The exercise:
Extract the stretch of lines that starts at the line with "Give me the" and ends at the last line of the data below. Give it exactly, without pictures.
start
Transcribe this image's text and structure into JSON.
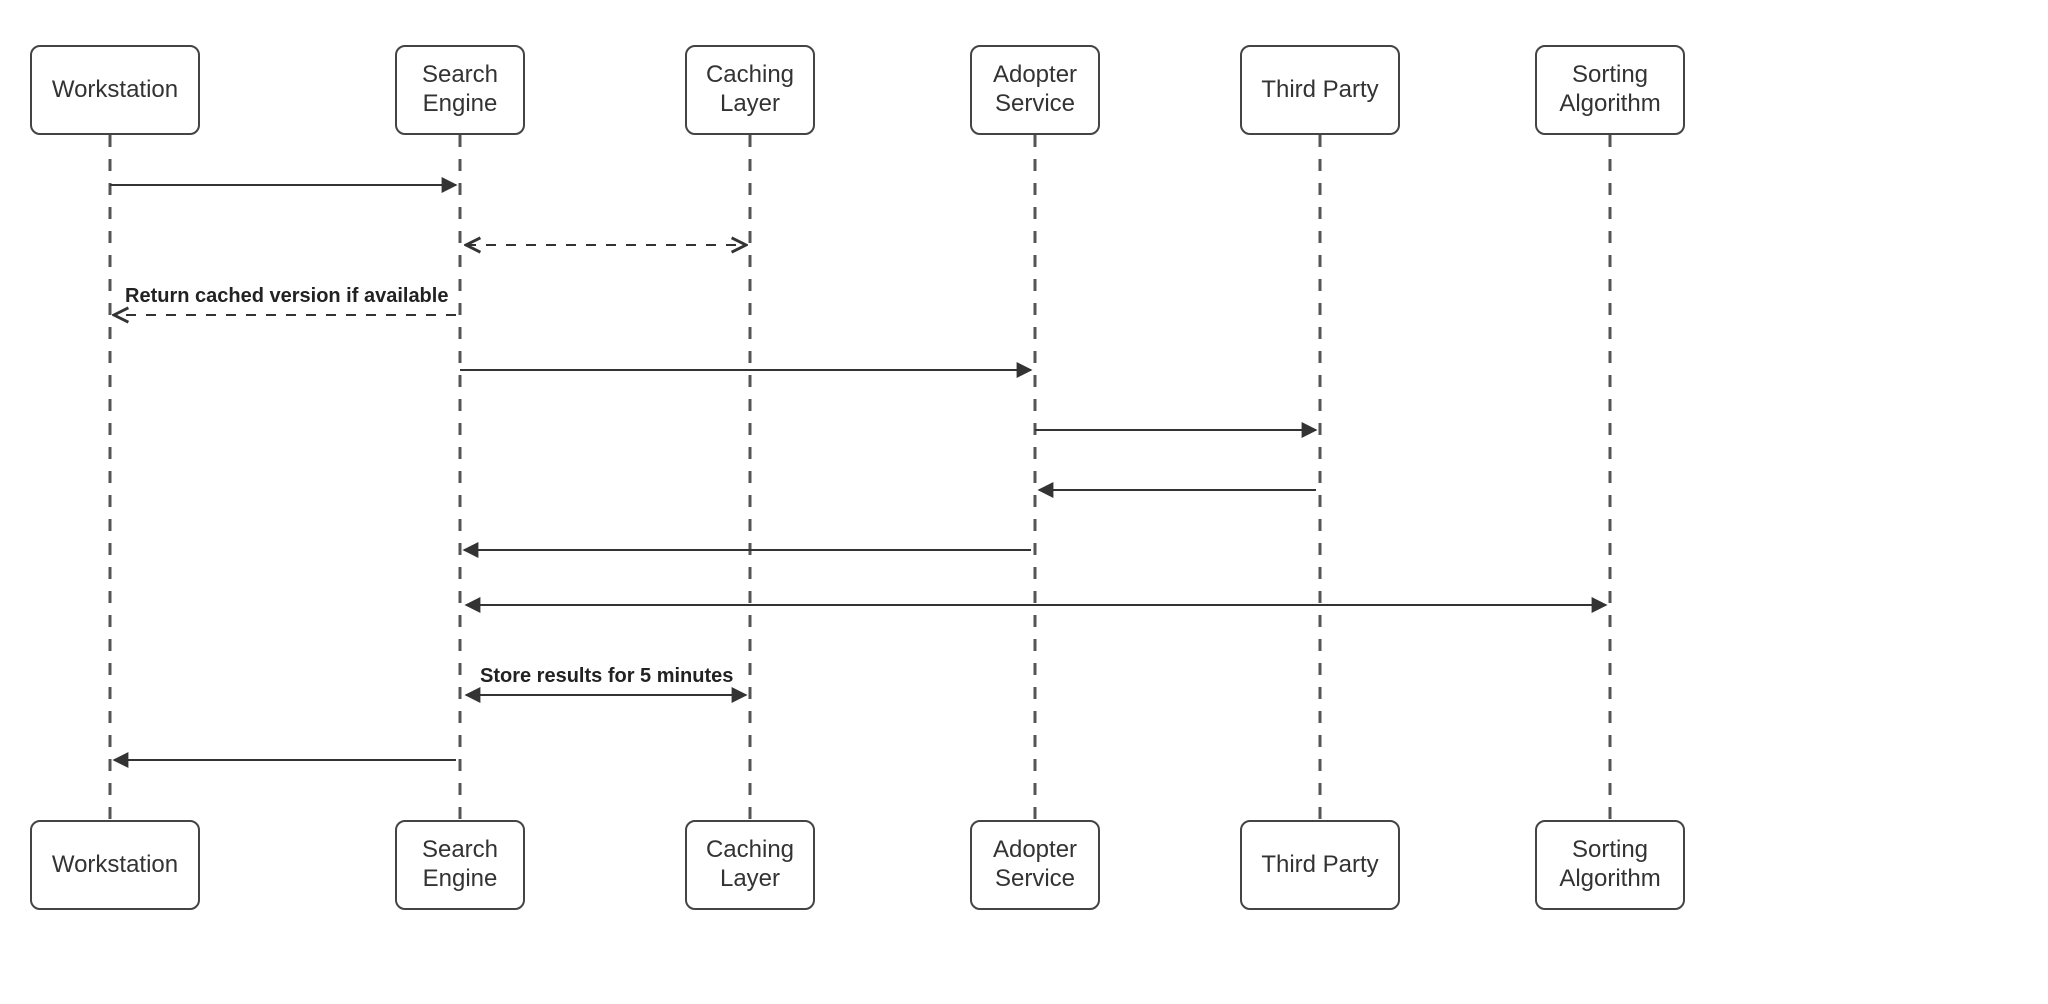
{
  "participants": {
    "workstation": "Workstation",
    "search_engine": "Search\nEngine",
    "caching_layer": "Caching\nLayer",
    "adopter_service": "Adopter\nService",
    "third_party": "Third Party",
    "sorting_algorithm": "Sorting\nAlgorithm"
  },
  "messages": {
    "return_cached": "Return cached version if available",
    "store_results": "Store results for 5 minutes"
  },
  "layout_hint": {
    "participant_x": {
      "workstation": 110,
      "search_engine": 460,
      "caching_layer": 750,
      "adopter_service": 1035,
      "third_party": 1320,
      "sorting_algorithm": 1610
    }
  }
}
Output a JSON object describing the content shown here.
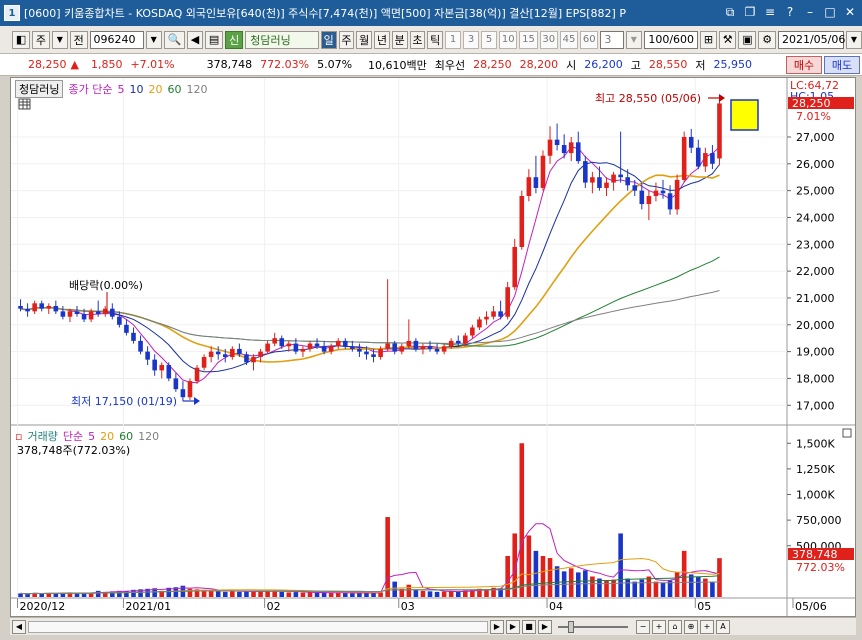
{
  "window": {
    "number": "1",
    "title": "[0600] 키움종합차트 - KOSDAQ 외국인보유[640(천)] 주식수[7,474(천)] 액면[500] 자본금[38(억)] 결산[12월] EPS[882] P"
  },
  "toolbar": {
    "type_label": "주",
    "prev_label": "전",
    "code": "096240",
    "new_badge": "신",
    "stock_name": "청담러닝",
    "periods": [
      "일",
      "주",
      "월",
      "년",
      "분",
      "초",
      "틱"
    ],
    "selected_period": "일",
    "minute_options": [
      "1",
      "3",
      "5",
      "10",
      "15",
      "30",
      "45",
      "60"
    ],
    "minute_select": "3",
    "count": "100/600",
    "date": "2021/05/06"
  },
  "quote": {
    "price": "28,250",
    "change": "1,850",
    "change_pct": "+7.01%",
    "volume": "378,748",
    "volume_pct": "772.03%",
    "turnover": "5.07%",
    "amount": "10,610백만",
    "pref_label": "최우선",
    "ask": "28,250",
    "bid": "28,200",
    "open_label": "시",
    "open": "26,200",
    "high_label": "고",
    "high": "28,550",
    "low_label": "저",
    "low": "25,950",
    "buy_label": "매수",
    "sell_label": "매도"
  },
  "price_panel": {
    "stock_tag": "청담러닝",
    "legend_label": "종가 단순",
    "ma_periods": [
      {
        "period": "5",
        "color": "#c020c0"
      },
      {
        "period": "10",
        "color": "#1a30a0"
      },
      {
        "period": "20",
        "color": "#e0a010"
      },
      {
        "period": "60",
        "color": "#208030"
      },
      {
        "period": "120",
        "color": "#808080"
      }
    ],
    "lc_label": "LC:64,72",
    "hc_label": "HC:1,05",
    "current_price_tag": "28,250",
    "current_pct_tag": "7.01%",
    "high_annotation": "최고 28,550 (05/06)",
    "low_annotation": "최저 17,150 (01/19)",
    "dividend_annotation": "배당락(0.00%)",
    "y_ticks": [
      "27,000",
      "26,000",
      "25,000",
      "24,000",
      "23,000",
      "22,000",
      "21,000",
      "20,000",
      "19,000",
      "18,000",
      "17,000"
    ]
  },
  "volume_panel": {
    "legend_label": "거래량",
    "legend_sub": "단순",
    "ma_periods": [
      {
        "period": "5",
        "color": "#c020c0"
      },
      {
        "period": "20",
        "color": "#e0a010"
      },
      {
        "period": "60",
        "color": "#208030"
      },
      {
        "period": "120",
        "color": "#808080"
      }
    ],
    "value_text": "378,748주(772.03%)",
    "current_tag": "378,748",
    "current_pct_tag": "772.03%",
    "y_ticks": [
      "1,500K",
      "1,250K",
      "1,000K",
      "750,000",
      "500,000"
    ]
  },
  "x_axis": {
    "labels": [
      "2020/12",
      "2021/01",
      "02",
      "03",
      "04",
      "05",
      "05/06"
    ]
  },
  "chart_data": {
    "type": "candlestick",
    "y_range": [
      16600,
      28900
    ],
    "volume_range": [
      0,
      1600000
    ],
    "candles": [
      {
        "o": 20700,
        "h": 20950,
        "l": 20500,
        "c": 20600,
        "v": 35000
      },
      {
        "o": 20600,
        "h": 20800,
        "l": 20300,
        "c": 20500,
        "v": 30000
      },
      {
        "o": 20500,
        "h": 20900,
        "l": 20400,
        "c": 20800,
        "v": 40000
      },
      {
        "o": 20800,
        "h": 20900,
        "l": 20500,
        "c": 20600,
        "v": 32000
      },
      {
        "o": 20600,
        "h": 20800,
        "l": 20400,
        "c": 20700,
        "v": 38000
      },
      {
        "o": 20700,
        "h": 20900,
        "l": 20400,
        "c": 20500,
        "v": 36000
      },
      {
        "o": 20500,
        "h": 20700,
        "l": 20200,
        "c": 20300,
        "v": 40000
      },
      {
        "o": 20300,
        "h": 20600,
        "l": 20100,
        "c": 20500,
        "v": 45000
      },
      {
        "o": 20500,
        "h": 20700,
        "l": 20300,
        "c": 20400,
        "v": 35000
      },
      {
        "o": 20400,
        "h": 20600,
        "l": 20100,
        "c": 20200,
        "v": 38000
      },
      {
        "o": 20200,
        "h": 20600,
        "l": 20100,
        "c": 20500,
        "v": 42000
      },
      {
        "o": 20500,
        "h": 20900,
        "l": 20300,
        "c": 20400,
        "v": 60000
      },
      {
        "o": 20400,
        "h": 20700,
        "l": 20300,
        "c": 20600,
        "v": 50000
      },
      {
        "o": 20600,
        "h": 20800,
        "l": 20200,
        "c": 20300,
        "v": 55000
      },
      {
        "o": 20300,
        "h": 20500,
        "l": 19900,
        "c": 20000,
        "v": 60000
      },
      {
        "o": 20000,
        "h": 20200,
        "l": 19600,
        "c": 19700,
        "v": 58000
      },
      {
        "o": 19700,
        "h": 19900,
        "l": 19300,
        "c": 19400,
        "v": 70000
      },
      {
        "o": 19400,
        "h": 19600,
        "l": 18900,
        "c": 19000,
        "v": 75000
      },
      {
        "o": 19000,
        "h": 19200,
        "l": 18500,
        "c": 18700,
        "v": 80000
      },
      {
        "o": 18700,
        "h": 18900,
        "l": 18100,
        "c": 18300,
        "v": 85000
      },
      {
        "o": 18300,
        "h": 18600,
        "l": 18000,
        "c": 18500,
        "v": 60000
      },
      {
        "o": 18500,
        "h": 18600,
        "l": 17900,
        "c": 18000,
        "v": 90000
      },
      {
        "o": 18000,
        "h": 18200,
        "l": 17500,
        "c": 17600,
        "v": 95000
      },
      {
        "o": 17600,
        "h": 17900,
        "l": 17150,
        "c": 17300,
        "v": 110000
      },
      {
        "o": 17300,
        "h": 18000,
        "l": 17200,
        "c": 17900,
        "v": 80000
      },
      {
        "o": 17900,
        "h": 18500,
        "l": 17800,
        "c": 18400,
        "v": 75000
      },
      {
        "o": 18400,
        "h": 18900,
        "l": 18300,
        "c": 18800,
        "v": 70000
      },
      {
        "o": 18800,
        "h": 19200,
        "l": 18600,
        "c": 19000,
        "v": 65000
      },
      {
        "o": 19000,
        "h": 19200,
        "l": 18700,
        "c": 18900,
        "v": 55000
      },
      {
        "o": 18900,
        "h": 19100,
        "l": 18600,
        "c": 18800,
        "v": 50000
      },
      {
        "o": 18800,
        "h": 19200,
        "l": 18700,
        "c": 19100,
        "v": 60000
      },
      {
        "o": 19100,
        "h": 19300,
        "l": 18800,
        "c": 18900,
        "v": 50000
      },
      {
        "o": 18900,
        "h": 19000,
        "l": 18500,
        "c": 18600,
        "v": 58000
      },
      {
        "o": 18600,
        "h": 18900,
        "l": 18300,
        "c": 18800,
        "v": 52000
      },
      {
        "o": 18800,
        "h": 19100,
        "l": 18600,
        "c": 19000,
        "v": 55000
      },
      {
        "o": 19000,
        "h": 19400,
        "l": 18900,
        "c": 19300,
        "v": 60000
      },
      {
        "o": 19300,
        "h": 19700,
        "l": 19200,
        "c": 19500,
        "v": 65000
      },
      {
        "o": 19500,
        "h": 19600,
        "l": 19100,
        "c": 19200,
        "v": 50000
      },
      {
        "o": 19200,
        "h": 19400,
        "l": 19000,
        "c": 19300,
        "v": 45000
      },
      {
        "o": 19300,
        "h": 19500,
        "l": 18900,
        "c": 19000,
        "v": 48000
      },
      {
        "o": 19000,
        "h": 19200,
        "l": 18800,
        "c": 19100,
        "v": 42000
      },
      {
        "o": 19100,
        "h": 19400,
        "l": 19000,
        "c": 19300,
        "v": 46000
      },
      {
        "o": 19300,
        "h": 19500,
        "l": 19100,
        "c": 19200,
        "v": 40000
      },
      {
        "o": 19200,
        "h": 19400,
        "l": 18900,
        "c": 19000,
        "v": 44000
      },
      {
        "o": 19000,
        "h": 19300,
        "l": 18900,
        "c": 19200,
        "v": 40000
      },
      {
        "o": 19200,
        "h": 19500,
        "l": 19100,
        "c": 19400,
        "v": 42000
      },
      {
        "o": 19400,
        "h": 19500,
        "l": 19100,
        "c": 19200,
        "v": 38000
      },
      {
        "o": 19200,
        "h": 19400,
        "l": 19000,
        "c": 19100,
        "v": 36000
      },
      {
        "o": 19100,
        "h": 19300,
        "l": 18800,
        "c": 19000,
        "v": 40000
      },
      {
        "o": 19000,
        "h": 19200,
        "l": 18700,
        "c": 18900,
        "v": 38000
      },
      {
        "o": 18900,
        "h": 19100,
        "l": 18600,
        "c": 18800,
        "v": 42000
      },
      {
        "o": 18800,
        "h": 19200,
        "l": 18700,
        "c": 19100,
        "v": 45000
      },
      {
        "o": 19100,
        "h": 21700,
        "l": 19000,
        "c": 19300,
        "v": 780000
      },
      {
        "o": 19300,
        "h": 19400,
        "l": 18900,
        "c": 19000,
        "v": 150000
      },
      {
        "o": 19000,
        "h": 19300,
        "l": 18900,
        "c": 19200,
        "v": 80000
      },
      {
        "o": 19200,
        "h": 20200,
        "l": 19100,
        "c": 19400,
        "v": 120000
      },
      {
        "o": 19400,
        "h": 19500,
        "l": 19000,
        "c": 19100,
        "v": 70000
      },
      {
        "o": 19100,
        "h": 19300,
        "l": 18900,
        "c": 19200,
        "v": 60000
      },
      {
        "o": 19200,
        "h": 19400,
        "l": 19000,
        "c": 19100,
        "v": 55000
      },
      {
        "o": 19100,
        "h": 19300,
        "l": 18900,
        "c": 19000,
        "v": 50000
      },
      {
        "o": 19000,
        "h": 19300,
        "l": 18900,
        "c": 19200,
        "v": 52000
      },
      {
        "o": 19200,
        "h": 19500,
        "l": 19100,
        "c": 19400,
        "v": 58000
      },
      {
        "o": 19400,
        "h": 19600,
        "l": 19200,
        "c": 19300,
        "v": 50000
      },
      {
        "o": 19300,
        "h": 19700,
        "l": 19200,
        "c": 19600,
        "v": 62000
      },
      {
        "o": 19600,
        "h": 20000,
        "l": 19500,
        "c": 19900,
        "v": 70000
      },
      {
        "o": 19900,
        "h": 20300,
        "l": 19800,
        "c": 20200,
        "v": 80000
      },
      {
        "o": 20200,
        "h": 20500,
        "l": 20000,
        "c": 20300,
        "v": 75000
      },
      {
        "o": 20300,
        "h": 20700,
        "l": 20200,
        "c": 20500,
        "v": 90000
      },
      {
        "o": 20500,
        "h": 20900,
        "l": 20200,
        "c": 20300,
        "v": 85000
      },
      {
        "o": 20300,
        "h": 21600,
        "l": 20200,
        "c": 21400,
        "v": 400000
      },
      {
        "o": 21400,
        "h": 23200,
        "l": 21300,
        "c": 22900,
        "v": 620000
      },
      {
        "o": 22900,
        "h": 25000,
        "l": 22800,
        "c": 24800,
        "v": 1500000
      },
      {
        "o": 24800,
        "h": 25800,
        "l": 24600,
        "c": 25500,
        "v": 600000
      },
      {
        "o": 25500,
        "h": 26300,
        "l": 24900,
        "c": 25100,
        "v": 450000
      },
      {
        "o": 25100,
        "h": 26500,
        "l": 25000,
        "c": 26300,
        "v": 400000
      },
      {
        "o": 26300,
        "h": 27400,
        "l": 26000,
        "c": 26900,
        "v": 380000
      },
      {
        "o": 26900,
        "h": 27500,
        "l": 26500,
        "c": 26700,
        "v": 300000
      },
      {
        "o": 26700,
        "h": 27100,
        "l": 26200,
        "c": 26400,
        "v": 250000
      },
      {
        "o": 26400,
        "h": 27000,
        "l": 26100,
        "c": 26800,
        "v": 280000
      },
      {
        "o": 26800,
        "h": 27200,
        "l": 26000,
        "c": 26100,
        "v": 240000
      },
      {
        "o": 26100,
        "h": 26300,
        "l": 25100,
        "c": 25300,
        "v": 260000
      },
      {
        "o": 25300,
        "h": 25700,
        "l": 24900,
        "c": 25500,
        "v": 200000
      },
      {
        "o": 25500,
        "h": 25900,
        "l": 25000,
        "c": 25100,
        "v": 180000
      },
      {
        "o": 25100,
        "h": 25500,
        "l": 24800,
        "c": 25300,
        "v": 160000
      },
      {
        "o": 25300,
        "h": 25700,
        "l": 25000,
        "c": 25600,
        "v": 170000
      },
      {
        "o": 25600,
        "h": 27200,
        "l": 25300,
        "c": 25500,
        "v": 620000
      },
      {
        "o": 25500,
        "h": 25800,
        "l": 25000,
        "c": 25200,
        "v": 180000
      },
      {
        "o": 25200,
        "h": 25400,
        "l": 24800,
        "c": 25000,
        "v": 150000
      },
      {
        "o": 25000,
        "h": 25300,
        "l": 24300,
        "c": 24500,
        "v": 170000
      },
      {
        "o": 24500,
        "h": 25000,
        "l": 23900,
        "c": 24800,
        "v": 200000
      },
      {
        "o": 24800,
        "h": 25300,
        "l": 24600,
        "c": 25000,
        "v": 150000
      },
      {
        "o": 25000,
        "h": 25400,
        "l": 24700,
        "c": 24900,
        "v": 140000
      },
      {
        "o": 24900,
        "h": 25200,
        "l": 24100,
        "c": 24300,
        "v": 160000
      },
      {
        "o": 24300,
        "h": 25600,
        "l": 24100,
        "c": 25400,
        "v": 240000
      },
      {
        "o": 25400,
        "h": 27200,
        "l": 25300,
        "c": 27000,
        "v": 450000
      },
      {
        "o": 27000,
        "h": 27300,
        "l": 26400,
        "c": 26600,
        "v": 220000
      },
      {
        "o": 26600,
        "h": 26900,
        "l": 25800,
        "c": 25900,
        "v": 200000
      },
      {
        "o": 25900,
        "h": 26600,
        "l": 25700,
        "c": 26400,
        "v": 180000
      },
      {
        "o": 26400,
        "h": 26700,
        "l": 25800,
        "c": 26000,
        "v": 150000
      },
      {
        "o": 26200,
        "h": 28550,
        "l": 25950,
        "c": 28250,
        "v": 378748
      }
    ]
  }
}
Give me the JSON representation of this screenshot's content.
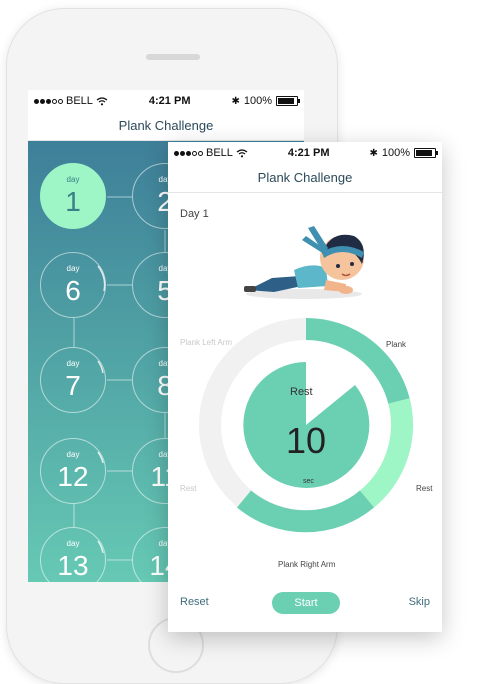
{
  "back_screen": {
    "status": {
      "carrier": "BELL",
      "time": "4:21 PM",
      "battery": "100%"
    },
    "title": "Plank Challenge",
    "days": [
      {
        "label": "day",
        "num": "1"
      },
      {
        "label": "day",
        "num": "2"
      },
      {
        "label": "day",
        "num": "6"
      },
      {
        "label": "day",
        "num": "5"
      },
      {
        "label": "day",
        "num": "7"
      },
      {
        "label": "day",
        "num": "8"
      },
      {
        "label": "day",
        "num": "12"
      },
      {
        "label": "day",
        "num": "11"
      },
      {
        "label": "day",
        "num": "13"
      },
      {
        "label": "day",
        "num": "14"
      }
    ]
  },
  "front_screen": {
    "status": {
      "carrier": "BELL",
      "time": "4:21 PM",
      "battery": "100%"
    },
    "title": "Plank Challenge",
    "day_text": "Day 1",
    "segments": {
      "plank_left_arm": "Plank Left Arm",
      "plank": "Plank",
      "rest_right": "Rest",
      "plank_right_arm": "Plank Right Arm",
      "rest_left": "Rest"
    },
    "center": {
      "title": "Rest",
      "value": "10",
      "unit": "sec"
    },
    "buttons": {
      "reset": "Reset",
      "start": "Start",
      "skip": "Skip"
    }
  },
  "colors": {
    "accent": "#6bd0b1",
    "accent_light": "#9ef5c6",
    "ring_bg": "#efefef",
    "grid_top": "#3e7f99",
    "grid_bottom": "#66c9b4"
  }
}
end
Output for this task:
Give me the JSON representation of this screenshot's content.
{
  "back_screen": {
    "status": {
      "carrier": "BELL",
      "time": "4:21 PM",
      "battery": "100%"
    },
    "title": "Plank Challenge",
    "days": [
      {
        "label": "day",
        "num": "1"
      },
      {
        "label": "day",
        "num": "2"
      },
      {
        "label": "day",
        "num": "6"
      },
      {
        "label": "day",
        "num": "5"
      },
      {
        "label": "day",
        "num": "7"
      },
      {
        "label": "day",
        "num": "8"
      },
      {
        "label": "day",
        "num": "12"
      },
      {
        "label": "day",
        "num": "11"
      },
      {
        "label": "day",
        "num": "13"
      },
      {
        "label": "day",
        "num": "14"
      }
    ]
  },
  "front_screen": {
    "status": {
      "carrier": "BELL",
      "time": "4:21 PM",
      "battery": "100%"
    },
    "title": "Plank Challenge",
    "day_text": "Day 1",
    "segments": {
      "plank_left_arm": "Plank Left Arm",
      "plank": "Plank",
      "rest_right": "Rest",
      "plank_right_arm": "Plank Right Arm",
      "rest_left": "Rest"
    },
    "center": {
      "title": "Rest",
      "value": "10",
      "unit": "sec"
    },
    "buttons": {
      "reset": "Reset",
      "start": "Start",
      "skip": "Skip"
    }
  },
  "colors": {
    "accent": "#6bd0b1",
    "accent_light": "#9ef5c6",
    "ring_bg": "#efefef",
    "grid_top": "#3e7f99",
    "grid_bottom": "#66c9b4"
  }
}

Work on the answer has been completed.